-- MATERIAL SUPPLIED --
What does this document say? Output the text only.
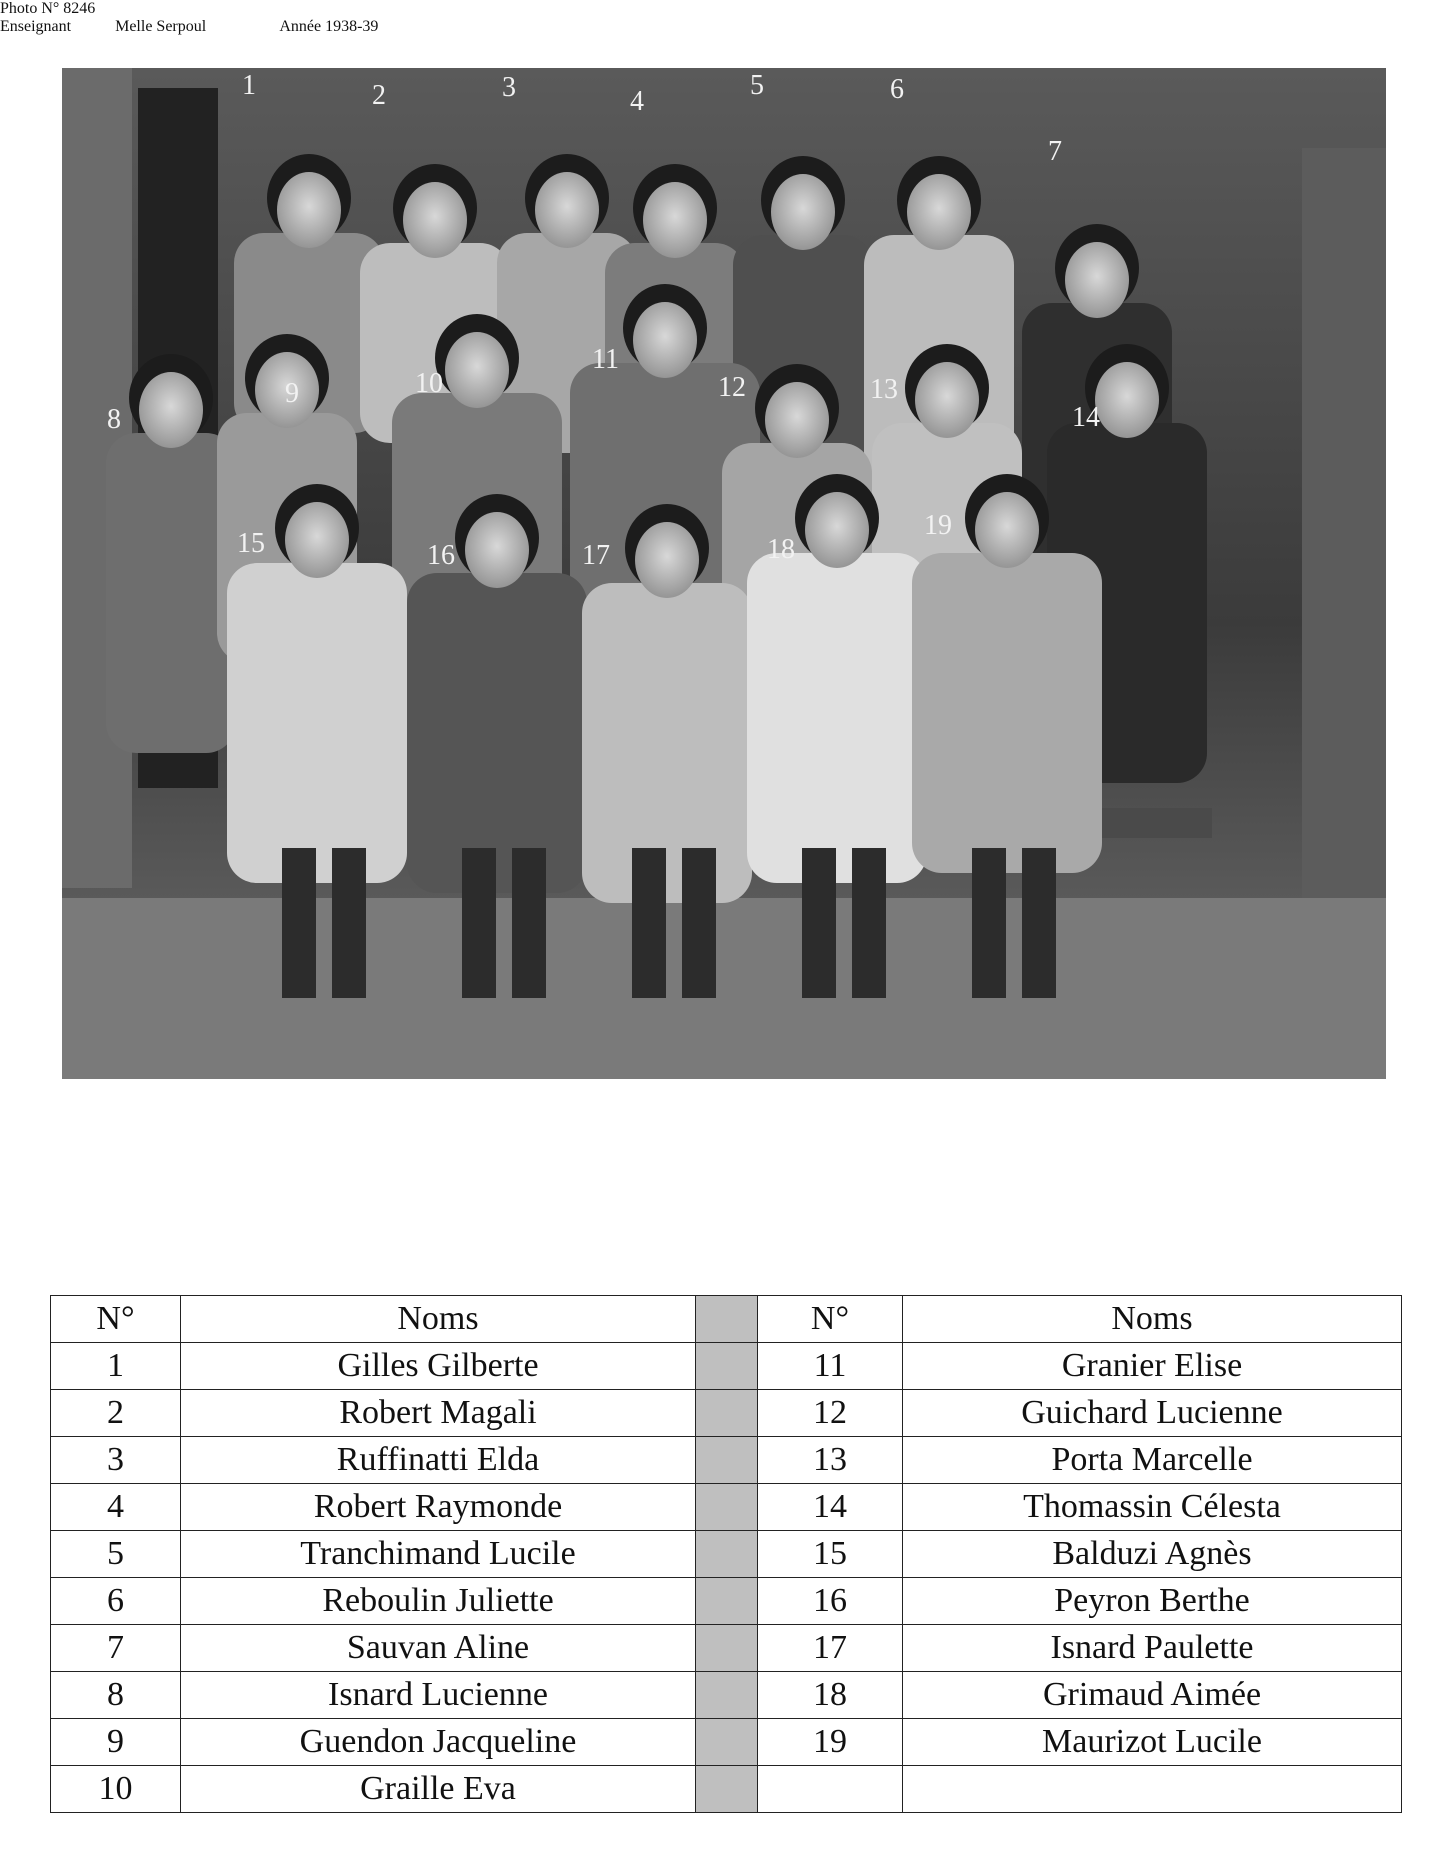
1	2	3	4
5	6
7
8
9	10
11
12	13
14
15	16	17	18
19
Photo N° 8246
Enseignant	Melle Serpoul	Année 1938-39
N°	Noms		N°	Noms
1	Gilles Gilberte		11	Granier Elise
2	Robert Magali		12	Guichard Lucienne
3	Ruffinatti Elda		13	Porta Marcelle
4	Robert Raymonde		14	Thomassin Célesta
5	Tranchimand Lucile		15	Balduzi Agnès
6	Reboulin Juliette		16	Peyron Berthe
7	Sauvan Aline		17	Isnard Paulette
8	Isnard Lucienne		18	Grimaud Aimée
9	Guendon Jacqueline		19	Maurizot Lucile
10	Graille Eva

-- YOUR OBJECTIVE --
Reproduce each entry precisely. Leave the pictures out.

-- SOLUTION FOR THIS TASK --
What does this document say? Output the text only.
1	2	3	4
5	6
7
8
9	10
11
12	13
14
15	16	17	18
19
Photo N° 8246
Enseignant	Melle Serpoul	Année 1938-39
N°	Noms		N°	Noms
1	Gilles Gilberte		11	Granier Elise
2	Robert Magali		12	Guichard Lucienne
3	Ruffinatti Elda		13	Porta Marcelle
4	Robert Raymonde		14	Thomassin Célesta
5	Tranchimand Lucile		15	Balduzi Agnès
6	Reboulin Juliette		16	Peyron Berthe
7	Sauvan Aline		17	Isnard Paulette
8	Isnard Lucienne		18	Grimaud Aimée
9	Guendon Jacqueline		19	Maurizot Lucile
10	Graille Eva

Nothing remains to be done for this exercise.